TASK DIRECTIONS: Filter this material down to the lines that hold "Contains", copying each one.
=====
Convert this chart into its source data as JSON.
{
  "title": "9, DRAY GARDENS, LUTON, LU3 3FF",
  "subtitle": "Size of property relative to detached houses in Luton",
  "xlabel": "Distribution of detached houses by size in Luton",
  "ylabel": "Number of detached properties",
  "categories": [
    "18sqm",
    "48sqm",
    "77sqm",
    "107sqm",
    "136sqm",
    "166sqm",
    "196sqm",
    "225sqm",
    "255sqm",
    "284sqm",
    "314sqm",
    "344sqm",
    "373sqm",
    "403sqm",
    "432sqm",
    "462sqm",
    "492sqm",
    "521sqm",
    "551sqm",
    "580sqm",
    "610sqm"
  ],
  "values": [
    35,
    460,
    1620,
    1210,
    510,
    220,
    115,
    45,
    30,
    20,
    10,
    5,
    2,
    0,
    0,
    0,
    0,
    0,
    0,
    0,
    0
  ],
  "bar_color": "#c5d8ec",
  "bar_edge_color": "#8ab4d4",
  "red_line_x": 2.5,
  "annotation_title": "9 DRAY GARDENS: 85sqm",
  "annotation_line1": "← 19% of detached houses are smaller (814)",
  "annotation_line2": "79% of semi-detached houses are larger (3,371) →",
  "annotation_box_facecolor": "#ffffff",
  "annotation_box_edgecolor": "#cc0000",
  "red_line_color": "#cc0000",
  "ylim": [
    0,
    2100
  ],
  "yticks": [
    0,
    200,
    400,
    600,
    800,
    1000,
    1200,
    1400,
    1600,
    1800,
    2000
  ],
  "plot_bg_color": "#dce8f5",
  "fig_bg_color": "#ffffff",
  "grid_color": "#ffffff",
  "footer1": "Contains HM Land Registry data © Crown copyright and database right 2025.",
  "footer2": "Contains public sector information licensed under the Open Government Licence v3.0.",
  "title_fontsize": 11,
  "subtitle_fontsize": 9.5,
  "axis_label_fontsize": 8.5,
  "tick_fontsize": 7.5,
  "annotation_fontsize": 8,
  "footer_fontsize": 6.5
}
=====
PROBLEM SOLUTION:
  "footer1": "Contains HM Land Registry data © Crown copyright and database right 2025.",
  "footer2": "Contains public sector information licensed under the Open Government Licence v3.0.",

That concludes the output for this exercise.